Exercise details
Each of the entries should be retyped precisely as it appears.

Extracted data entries
━━━━━━━━━━━━━━━━━━━━━━━━━━━━━━
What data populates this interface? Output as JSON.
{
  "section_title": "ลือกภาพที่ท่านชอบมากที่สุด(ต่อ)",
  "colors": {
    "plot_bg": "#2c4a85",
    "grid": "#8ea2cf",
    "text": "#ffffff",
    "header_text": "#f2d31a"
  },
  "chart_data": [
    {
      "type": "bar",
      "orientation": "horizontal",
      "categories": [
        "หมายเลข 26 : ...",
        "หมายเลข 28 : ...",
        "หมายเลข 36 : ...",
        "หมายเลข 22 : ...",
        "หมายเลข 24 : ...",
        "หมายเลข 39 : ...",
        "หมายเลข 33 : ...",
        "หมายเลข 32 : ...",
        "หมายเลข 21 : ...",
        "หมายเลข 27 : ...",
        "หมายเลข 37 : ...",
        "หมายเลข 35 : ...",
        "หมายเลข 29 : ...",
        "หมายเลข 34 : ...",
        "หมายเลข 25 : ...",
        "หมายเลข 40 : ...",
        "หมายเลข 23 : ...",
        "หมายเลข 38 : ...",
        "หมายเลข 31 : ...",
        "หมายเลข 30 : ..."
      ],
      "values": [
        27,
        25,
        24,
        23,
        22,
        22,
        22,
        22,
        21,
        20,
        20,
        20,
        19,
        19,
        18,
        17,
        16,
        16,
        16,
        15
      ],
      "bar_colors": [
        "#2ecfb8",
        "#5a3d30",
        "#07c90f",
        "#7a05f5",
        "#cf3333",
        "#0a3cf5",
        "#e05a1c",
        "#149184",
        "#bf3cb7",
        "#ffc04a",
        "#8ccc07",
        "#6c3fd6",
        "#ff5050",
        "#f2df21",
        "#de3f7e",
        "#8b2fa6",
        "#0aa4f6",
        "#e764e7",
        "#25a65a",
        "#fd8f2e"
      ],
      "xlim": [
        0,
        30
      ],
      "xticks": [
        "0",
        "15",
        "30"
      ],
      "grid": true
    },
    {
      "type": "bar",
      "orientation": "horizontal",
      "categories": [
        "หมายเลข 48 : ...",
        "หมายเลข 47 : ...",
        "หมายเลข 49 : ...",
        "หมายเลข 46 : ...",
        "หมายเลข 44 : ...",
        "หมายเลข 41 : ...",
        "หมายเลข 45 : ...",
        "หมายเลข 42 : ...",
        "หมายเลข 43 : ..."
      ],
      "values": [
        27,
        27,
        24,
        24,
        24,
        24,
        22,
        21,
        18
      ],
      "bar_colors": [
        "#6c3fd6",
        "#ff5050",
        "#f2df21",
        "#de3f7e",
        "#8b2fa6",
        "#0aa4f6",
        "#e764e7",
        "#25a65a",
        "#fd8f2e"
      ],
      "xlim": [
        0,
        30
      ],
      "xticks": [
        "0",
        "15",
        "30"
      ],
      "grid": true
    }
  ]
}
━━━━━━━━━━━━━━━━━━━━━━━━━━━━━━
In response
What data populates this interface? Output as JSON.
{
  "section_title": "ลือกภาพที่ท่านชอบมากที่สุด(ต่อ)",
  "colors": {
    "plot_bg": "#2c4a85",
    "grid": "#8ea2cf",
    "text": "#ffffff",
    "header_text": "#f2d31a"
  },
  "chart_data": [
    {
      "type": "bar",
      "orientation": "horizontal",
      "categories": [
        "หมายเลข 26 : ...",
        "หมายเลข 28 : ...",
        "หมายเลข 36 : ...",
        "หมายเลข 22 : ...",
        "หมายเลข 24 : ...",
        "หมายเลข 39 : ...",
        "หมายเลข 33 : ...",
        "หมายเลข 32 : ...",
        "หมายเลข 21 : ...",
        "หมายเลข 27 : ...",
        "หมายเลข 37 : ...",
        "หมายเลข 35 : ...",
        "หมายเลข 29 : ...",
        "หมายเลข 34 : ...",
        "หมายเลข 25 : ...",
        "หมายเลข 40 : ...",
        "หมายเลข 23 : ...",
        "หมายเลข 38 : ...",
        "หมายเลข 31 : ...",
        "หมายเลข 30 : ..."
      ],
      "values": [
        27,
        25,
        24,
        23,
        22,
        22,
        22,
        22,
        21,
        20,
        20,
        20,
        19,
        19,
        18,
        17,
        16,
        16,
        16,
        15
      ],
      "bar_colors": [
        "#2ecfb8",
        "#5a3d30",
        "#07c90f",
        "#7a05f5",
        "#cf3333",
        "#0a3cf5",
        "#e05a1c",
        "#149184",
        "#bf3cb7",
        "#ffc04a",
        "#8ccc07",
        "#6c3fd6",
        "#ff5050",
        "#f2df21",
        "#de3f7e",
        "#8b2fa6",
        "#0aa4f6",
        "#e764e7",
        "#25a65a",
        "#fd8f2e"
      ],
      "xlim": [
        0,
        30
      ],
      "xticks": [
        "0",
        "15",
        "30"
      ],
      "grid": true
    },
    {
      "type": "bar",
      "orientation": "horizontal",
      "categories": [
        "หมายเลข 48 : ...",
        "หมายเลข 47 : ...",
        "หมายเลข 49 : ...",
        "หมายเลข 46 : ...",
        "หมายเลข 44 : ...",
        "หมายเลข 41 : ...",
        "หมายเลข 45 : ...",
        "หมายเลข 42 : ...",
        "หมายเลข 43 : ..."
      ],
      "values": [
        27,
        27,
        24,
        24,
        24,
        24,
        22,
        21,
        18
      ],
      "bar_colors": [
        "#6c3fd6",
        "#ff5050",
        "#f2df21",
        "#de3f7e",
        "#8b2fa6",
        "#0aa4f6",
        "#e764e7",
        "#25a65a",
        "#fd8f2e"
      ],
      "xlim": [
        0,
        30
      ],
      "xticks": [
        "0",
        "15",
        "30"
      ],
      "grid": true
    }
  ]
}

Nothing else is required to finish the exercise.